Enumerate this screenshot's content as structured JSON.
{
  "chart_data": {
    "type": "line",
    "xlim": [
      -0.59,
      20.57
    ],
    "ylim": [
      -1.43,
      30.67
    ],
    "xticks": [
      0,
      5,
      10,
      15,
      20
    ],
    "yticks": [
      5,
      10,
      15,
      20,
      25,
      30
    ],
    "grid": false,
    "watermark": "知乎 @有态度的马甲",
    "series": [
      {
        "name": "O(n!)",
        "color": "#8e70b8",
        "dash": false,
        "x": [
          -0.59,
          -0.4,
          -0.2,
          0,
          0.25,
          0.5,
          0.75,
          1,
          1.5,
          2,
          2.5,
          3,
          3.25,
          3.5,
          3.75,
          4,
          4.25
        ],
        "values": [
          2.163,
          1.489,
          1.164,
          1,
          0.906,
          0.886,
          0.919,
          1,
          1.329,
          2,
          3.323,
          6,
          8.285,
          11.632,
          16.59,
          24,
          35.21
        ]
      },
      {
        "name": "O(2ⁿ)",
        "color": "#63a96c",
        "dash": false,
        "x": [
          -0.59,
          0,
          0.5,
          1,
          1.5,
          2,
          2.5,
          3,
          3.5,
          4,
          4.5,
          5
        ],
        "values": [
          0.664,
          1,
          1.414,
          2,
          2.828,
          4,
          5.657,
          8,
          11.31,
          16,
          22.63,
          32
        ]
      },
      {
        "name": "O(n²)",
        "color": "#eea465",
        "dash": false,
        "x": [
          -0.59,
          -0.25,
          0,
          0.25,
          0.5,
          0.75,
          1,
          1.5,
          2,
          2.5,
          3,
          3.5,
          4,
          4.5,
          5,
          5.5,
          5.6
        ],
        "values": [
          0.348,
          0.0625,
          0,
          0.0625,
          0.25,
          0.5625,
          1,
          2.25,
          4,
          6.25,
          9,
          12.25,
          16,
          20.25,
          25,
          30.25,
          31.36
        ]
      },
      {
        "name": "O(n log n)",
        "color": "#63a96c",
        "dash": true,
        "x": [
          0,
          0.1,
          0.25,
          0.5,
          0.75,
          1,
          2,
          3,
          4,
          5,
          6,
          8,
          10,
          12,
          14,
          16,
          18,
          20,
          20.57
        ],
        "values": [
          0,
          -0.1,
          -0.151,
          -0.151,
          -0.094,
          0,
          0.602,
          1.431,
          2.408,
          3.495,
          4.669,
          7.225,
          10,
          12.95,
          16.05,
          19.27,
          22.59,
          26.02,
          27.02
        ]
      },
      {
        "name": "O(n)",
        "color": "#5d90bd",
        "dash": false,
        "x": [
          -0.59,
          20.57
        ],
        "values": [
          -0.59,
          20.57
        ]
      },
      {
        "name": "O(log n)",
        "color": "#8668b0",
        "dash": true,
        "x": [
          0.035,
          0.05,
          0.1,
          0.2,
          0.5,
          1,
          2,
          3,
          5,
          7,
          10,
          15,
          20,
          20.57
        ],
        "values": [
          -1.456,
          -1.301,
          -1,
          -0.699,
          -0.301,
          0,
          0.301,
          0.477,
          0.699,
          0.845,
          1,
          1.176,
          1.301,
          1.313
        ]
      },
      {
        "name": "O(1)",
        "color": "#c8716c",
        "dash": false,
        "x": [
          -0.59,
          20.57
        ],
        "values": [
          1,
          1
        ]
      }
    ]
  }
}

> **The exercise**:
Extract each entry in full, exactly as given.

> **Result**:
Enumerate this screenshot's content as structured JSON.
{
  "chart_data": {
    "type": "line",
    "xlim": [
      -0.59,
      20.57
    ],
    "ylim": [
      -1.43,
      30.67
    ],
    "xticks": [
      0,
      5,
      10,
      15,
      20
    ],
    "yticks": [
      5,
      10,
      15,
      20,
      25,
      30
    ],
    "grid": false,
    "watermark": "知乎 @有态度的马甲",
    "series": [
      {
        "name": "O(n!)",
        "color": "#8e70b8",
        "dash": false,
        "x": [
          -0.59,
          -0.4,
          -0.2,
          0,
          0.25,
          0.5,
          0.75,
          1,
          1.5,
          2,
          2.5,
          3,
          3.25,
          3.5,
          3.75,
          4,
          4.25
        ],
        "values": [
          2.163,
          1.489,
          1.164,
          1,
          0.906,
          0.886,
          0.919,
          1,
          1.329,
          2,
          3.323,
          6,
          8.285,
          11.632,
          16.59,
          24,
          35.21
        ]
      },
      {
        "name": "O(2ⁿ)",
        "color": "#63a96c",
        "dash": false,
        "x": [
          -0.59,
          0,
          0.5,
          1,
          1.5,
          2,
          2.5,
          3,
          3.5,
          4,
          4.5,
          5
        ],
        "values": [
          0.664,
          1,
          1.414,
          2,
          2.828,
          4,
          5.657,
          8,
          11.31,
          16,
          22.63,
          32
        ]
      },
      {
        "name": "O(n²)",
        "color": "#eea465",
        "dash": false,
        "x": [
          -0.59,
          -0.25,
          0,
          0.25,
          0.5,
          0.75,
          1,
          1.5,
          2,
          2.5,
          3,
          3.5,
          4,
          4.5,
          5,
          5.5,
          5.6
        ],
        "values": [
          0.348,
          0.0625,
          0,
          0.0625,
          0.25,
          0.5625,
          1,
          2.25,
          4,
          6.25,
          9,
          12.25,
          16,
          20.25,
          25,
          30.25,
          31.36
        ]
      },
      {
        "name": "O(n log n)",
        "color": "#63a96c",
        "dash": true,
        "x": [
          0,
          0.1,
          0.25,
          0.5,
          0.75,
          1,
          2,
          3,
          4,
          5,
          6,
          8,
          10,
          12,
          14,
          16,
          18,
          20,
          20.57
        ],
        "values": [
          0,
          -0.1,
          -0.151,
          -0.151,
          -0.094,
          0,
          0.602,
          1.431,
          2.408,
          3.495,
          4.669,
          7.225,
          10,
          12.95,
          16.05,
          19.27,
          22.59,
          26.02,
          27.02
        ]
      },
      {
        "name": "O(n)",
        "color": "#5d90bd",
        "dash": false,
        "x": [
          -0.59,
          20.57
        ],
        "values": [
          -0.59,
          20.57
        ]
      },
      {
        "name": "O(log n)",
        "color": "#8668b0",
        "dash": true,
        "x": [
          0.035,
          0.05,
          0.1,
          0.2,
          0.5,
          1,
          2,
          3,
          5,
          7,
          10,
          15,
          20,
          20.57
        ],
        "values": [
          -1.456,
          -1.301,
          -1,
          -0.699,
          -0.301,
          0,
          0.301,
          0.477,
          0.699,
          0.845,
          1,
          1.176,
          1.301,
          1.313
        ]
      },
      {
        "name": "O(1)",
        "color": "#c8716c",
        "dash": false,
        "x": [
          -0.59,
          20.57
        ],
        "values": [
          1,
          1
        ]
      }
    ]
  }
}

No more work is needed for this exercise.